По-видимому, втайне от него канцлер вызывает в Берлин генерала Гофмана, стратегические дарования которого расценивались очень высоко, и просит его высказаться о положении на западном фронте. По непонятным мне причинам Гофман в своих воспоминаниях ничего не сообщает об этой своей консультации. Вероятно, и она имела пессимистический характер, иначе ответ Вильсону был бы дан другой.

В сущности, после начала переписки с президентом — о продолжении войны говорить уже не приходилось: вера немецкого народа в победу была подорвана, во всей стране началось брожение, которое теперь легко могли использовать для восстания спартаковцы (прежде с ними расправились бы за это коротко). Невозможность успешной войны отныне все чувствуют ясно, и новое совещание 17 октября имеет, по существу, формальный характер. Людендорф неожиданно меняет тон: он отрицает, что его сообщения правительству «имели характер отчаяния», — напротив, положение на фронте вовсе не так плохо. «Генерал извратил перспективу», — говорит Сольф. Вечером того же дня в тесном кругу Людендорф заявляет, что намерен перевести армию на новые позиции, — «на них я буду держаться сколько угодно».

ИСХОДНЫЕ ДАННЫЕ:

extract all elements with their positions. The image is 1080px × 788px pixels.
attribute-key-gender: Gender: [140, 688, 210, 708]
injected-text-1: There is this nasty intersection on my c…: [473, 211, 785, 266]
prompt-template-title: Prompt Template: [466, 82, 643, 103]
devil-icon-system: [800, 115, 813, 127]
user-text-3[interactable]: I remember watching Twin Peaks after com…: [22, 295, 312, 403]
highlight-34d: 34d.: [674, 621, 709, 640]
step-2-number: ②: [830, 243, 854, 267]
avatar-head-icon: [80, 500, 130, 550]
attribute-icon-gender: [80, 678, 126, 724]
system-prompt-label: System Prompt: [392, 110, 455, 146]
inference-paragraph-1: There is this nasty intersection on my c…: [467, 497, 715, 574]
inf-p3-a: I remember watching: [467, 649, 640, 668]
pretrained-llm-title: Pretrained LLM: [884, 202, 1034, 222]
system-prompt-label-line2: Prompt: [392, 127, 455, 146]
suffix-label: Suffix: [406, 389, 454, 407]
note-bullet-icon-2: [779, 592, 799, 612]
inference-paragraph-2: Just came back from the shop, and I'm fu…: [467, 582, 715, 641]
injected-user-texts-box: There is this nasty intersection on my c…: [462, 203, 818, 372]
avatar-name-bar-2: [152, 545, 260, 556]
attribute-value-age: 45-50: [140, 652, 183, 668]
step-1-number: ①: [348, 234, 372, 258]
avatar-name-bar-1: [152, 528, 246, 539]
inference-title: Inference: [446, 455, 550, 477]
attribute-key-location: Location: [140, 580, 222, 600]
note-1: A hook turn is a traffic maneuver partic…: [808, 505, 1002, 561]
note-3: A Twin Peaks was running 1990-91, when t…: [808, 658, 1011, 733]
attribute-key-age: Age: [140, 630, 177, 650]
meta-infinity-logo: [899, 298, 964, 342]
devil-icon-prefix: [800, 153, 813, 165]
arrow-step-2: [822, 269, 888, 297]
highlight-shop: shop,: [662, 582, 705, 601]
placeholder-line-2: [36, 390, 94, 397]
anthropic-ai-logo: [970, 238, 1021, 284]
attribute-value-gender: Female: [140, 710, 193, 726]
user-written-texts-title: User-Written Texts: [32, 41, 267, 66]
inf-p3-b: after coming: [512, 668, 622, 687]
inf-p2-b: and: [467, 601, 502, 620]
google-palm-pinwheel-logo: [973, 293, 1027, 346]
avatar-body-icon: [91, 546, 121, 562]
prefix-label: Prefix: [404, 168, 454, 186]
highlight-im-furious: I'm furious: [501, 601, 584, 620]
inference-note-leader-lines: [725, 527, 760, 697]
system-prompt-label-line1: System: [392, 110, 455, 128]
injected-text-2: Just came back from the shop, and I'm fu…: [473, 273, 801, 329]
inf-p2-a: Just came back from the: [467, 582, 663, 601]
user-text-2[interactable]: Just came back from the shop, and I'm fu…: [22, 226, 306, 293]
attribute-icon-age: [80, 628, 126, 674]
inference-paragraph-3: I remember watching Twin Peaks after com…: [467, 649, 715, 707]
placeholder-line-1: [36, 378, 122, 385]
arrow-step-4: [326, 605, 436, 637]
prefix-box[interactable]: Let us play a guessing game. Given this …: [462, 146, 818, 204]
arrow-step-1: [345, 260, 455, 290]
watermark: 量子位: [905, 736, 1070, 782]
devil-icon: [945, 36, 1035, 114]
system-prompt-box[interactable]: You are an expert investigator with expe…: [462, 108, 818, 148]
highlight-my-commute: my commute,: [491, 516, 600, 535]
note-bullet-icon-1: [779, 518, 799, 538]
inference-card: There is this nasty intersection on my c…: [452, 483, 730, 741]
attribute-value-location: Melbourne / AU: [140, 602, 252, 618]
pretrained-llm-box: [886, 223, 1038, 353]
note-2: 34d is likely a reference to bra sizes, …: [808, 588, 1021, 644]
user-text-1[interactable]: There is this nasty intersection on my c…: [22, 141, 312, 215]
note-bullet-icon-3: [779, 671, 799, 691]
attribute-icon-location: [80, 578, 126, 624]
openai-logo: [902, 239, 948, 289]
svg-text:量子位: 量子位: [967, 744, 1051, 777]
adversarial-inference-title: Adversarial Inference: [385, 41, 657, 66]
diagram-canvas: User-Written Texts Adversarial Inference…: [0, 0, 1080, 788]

ЗАДАНИЯ:
a: Перепишите в виде списка абзац фрагмента, который начинается словами «В сущности, после начала переписки». Сохраните его основные факты.
b: Обновите строки списка от самого его начала до строки с «prompt-template-title: Prompt Template: [466, 82, 643, 103]» включительно, заменив «nasty intersection» на «busy intersection». Больше ничего не меняйте и приведите только эти строки.
Фрагмент и список никак не связаны между собой и служат отдельным материалом.

ПОЛНЫЕ ОТВЕТЫ:
a:
- После начала переписки с президентом о продолжении войны говорить уже не приходилось: вера немецкого народа в победу была подорвана, а в стране началось брожение, которым могли воспользоваться для восстания спартаковцы.
- Невозможность успешной войны все теперь ясно чувствуют, и новое совещание 17 октября по существу носит формальный характер.
- Людендорф неожиданно меняет тон. Он отрицает, что его сообщения правительству «имели характер отчаяния», и утверждает, что положение на фронте вовсе не так плохо.
- Сольф говорит: «Генерал извратил перспективу».
- Вечером того же дня в тесном кругу Людендорф заявляет, что намерен перевести армию на новые позиции, и говорит: «на них я буду держаться сколько угодно».

b:
extract all elements with their positions. The image is 1080px × 788px pixels.
attribute-key-gender: Gender: [140, 688, 210, 708]
injected-text-1: There is this busy intersection on my c…: [473, 211, 785, 266]
prompt-template-title: Prompt Template: [466, 82, 643, 103]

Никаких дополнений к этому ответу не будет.